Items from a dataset
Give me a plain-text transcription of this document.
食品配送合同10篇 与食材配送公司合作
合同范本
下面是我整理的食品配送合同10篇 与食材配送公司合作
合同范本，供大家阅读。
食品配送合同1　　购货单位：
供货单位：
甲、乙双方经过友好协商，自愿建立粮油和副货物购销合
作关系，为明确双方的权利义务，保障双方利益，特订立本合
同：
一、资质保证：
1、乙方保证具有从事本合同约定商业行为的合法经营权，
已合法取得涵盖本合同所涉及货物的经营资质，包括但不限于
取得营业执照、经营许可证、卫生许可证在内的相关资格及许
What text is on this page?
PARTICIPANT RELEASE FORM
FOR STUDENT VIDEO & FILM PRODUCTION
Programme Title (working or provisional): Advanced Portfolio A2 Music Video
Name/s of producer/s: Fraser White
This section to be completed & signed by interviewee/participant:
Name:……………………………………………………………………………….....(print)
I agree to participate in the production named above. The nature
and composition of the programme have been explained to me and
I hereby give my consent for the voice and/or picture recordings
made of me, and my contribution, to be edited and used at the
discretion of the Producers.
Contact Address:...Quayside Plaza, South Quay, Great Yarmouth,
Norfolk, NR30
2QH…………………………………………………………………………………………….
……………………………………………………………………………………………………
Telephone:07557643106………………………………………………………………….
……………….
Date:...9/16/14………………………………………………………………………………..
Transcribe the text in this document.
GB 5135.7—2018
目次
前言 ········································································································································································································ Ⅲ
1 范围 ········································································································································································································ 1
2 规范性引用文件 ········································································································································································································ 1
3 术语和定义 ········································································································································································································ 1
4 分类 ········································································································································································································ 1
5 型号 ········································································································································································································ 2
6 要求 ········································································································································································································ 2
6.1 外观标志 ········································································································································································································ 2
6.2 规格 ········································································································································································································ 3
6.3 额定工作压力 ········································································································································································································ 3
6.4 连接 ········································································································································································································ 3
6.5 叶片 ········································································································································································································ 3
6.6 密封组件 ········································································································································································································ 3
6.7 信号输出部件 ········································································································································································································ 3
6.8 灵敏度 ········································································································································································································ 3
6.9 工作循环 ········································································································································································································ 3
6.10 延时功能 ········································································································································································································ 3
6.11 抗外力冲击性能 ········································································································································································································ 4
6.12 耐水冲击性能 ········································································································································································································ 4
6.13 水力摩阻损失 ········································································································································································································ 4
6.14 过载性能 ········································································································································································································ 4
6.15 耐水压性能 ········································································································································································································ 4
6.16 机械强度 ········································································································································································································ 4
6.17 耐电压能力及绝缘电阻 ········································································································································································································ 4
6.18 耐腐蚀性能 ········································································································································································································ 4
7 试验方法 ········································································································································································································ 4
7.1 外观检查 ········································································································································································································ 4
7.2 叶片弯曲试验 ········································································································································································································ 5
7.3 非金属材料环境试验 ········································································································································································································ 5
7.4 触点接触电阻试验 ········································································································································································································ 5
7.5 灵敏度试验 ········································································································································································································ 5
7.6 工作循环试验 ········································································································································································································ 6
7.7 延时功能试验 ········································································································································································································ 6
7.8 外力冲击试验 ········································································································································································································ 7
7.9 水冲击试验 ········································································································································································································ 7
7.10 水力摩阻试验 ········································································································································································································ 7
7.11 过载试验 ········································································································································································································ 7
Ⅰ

### [Written problem]
Restate the whole listing exactly, leaving out nothing.

### [Solution below]
Give me a plain-text transcription of this document.
食品配送合同10篇 与食材配送公司合作
合同范本
下面是我整理的食品配送合同10篇 与食材配送公司合作
合同范本，供大家阅读。
食品配送合同1　　购货单位：
供货单位：
甲、乙双方经过友好协商，自愿建立粮油和副货物购销合
作关系，为明确双方的权利义务，保障双方利益，特订立本合
同：
一、资质保证：
1、乙方保证具有从事本合同约定商业行为的合法经营权，
已合法取得涵盖本合同所涉及货物的经营资质，包括但不限于
取得营业执照、经营许可证、卫生许可证在内的相关资格及许
What text is on this page?
PARTICIPANT RELEASE FORM
FOR STUDENT VIDEO & FILM PRODUCTION
Programme Title (working or provisional): Advanced Portfolio A2 Music Video
Name/s of producer/s: Fraser White
This section to be completed & signed by interviewee/participant:
Name:……………………………………………………………………………….....(print)
I agree to participate in the production named above. The nature
and composition of the programme have been explained to me and
I hereby give my consent for the voice and/or picture recordings
made of me, and my contribution, to be edited and used at the
discretion of the Producers.
Contact Address:...Quayside Plaza, South Quay, Great Yarmouth,
Norfolk, NR30
2QH…………………………………………………………………………………………….
……………………………………………………………………………………………………
Telephone:07557643106………………………………………………………………….
……………….
Date:...9/16/14………………………………………………………………………………..
Transcribe the text in this document.
GB 5135.7—2018
目次
前言 ········································································································································································································ Ⅲ
1 范围 ········································································································································································································ 1
2 规范性引用文件 ········································································································································································································ 1
3 术语和定义 ········································································································································································································ 1
4 分类 ········································································································································································································ 1
5 型号 ········································································································································································································ 2
6 要求 ········································································································································································································ 2
6.1 外观标志 ········································································································································································································ 2
6.2 规格 ········································································································································································································ 3
6.3 额定工作压力 ········································································································································································································ 3
6.4 连接 ········································································································································································································ 3
6.5 叶片 ········································································································································································································ 3
6.6 密封组件 ········································································································································································································ 3
6.7 信号输出部件 ········································································································································································································ 3
6.8 灵敏度 ········································································································································································································ 3
6.9 工作循环 ········································································································································································································ 3
6.10 延时功能 ········································································································································································································ 3
6.11 抗外力冲击性能 ········································································································································································································ 4
6.12 耐水冲击性能 ········································································································································································································ 4
6.13 水力摩阻损失 ········································································································································································································ 4
6.14 过载性能 ········································································································································································································ 4
6.15 耐水压性能 ········································································································································································································ 4
6.16 机械强度 ········································································································································································································ 4
6.17 耐电压能力及绝缘电阻 ········································································································································································································ 4
6.18 耐腐蚀性能 ········································································································································································································ 4
7 试验方法 ········································································································································································································ 4
7.1 外观检查 ········································································································································································································ 4
7.2 叶片弯曲试验 ········································································································································································································ 5
7.3 非金属材料环境试验 ········································································································································································································ 5
7.4 触点接触电阻试验 ········································································································································································································ 5
7.5 灵敏度试验 ········································································································································································································ 5
7.6 工作循环试验 ········································································································································································································ 6
7.7 延时功能试验 ········································································································································································································ 6
7.8 外力冲击试验 ········································································································································································································ 7
7.9 水冲击试验 ········································································································································································································ 7
7.10 水力摩阻试验 ········································································································································································································ 7
7.11 过载试验 ········································································································································································································ 7
Ⅰ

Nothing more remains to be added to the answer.